### Task directions
Only the number is wanted: how many lines contain "color"?

[Extracts from a graphics dataset]
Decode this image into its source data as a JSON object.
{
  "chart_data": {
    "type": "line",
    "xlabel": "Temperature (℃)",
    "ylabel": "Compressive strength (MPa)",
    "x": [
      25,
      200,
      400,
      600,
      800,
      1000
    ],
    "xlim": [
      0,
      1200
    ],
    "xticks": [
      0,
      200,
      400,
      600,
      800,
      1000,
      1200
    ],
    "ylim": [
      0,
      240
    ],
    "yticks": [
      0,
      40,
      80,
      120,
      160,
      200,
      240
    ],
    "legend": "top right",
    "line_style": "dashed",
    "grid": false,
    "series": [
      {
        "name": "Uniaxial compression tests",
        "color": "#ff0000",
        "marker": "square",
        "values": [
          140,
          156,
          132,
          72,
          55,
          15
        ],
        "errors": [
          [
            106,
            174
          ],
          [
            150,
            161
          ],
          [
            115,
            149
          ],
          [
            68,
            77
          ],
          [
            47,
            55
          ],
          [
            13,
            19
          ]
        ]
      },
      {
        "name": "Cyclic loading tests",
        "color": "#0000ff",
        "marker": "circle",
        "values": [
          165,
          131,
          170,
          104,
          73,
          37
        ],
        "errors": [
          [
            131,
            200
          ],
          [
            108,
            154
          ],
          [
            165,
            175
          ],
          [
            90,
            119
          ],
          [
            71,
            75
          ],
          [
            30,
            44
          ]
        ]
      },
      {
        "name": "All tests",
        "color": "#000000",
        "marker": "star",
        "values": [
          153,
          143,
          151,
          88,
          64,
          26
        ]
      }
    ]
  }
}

### Worked answer
3